Copy out the stretch of the material from its very first line through the line containing "page-title: Test 01 bbox=[70, 485, 728, 551]", reproducing every line character for character.
── Records provided
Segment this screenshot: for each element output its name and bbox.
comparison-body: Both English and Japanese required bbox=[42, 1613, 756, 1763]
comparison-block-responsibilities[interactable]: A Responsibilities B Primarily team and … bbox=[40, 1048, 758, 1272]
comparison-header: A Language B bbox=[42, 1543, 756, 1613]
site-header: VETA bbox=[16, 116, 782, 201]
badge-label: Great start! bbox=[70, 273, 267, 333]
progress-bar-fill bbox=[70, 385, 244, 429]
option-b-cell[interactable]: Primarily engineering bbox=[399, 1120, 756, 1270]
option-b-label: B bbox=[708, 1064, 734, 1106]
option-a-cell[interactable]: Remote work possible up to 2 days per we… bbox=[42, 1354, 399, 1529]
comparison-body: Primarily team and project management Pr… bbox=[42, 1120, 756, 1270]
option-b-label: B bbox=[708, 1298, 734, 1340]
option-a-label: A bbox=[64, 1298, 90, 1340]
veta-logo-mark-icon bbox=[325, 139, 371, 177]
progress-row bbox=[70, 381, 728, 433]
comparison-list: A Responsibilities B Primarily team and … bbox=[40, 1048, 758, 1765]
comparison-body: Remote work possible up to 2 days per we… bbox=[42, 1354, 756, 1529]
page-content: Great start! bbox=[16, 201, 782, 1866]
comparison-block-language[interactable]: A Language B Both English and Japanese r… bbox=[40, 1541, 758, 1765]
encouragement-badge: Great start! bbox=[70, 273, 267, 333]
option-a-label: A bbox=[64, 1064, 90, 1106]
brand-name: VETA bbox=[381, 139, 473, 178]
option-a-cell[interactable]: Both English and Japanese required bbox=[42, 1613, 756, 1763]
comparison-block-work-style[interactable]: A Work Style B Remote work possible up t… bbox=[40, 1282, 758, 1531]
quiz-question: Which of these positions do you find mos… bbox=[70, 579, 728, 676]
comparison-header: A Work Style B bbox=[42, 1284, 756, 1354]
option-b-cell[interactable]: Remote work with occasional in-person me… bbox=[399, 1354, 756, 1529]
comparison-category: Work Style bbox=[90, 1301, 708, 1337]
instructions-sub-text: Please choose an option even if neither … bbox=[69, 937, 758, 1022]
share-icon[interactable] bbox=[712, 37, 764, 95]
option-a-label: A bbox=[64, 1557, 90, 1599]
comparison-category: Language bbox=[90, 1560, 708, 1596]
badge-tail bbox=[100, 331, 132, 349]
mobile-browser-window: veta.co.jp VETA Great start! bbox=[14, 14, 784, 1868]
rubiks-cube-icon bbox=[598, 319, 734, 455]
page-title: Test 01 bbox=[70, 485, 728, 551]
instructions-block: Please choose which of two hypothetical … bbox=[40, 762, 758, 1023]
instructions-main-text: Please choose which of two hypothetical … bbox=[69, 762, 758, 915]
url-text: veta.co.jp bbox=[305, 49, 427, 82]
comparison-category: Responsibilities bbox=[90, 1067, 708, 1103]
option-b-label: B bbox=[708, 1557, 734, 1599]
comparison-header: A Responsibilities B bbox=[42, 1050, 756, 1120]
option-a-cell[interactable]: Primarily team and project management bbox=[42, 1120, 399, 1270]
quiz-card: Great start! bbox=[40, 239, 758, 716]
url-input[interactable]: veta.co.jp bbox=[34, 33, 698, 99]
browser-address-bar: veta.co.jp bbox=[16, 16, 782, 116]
────
**Output of the task**
Segment this screenshot: for each element output its name and bbox.
comparison-body: Both English and Japanese required bbox=[42, 1613, 756, 1763]
comparison-block-responsibilities[interactable]: A Responsibilities B Primarily team and … bbox=[40, 1048, 758, 1272]
comparison-header: A Language B bbox=[42, 1543, 756, 1613]
site-header: VETA bbox=[16, 116, 782, 201]
badge-label: Great start! bbox=[70, 273, 267, 333]
progress-bar-fill bbox=[70, 385, 244, 429]
option-b-cell[interactable]: Primarily engineering bbox=[399, 1120, 756, 1270]
option-b-label: B bbox=[708, 1064, 734, 1106]
option-a-cell[interactable]: Remote work possible up to 2 days per we… bbox=[42, 1354, 399, 1529]
comparison-body: Primarily team and project management Pr… bbox=[42, 1120, 756, 1270]
option-b-label: B bbox=[708, 1298, 734, 1340]
option-a-label: A bbox=[64, 1298, 90, 1340]
veta-logo-mark-icon bbox=[325, 139, 371, 177]
progress-row bbox=[70, 381, 728, 433]
comparison-list: A Responsibilities B Primarily team and … bbox=[40, 1048, 758, 1765]
comparison-body: Remote work possible up to 2 days per we… bbox=[42, 1354, 756, 1529]
page-content: Great start! bbox=[16, 201, 782, 1866]
comparison-block-language[interactable]: A Language B Both English and Japanese r… bbox=[40, 1541, 758, 1765]
encouragement-badge: Great start! bbox=[70, 273, 267, 333]
option-a-label: A bbox=[64, 1064, 90, 1106]
brand-name: VETA bbox=[381, 139, 473, 178]
option-a-cell[interactable]: Both English and Japanese required bbox=[42, 1613, 756, 1763]
comparison-block-work-style[interactable]: A Work Style B Remote work possible up t… bbox=[40, 1282, 758, 1531]
quiz-question: Which of these positions do you find mos… bbox=[70, 579, 728, 676]
comparison-header: A Work Style B bbox=[42, 1284, 756, 1354]
option-b-cell[interactable]: Remote work with occasional in-person me… bbox=[399, 1354, 756, 1529]
comparison-category: Work Style bbox=[90, 1301, 708, 1337]
instructions-sub-text: Please choose an option even if neither … bbox=[69, 937, 758, 1022]
share-icon[interactable] bbox=[712, 37, 764, 95]
option-a-label: A bbox=[64, 1557, 90, 1599]
comparison-category: Language bbox=[90, 1560, 708, 1596]
badge-tail bbox=[100, 331, 132, 349]
mobile-browser-window: veta.co.jp VETA Great start! bbox=[14, 14, 784, 1868]
rubiks-cube-icon bbox=[598, 319, 734, 455]
page-title: Test 01 bbox=[70, 485, 728, 551]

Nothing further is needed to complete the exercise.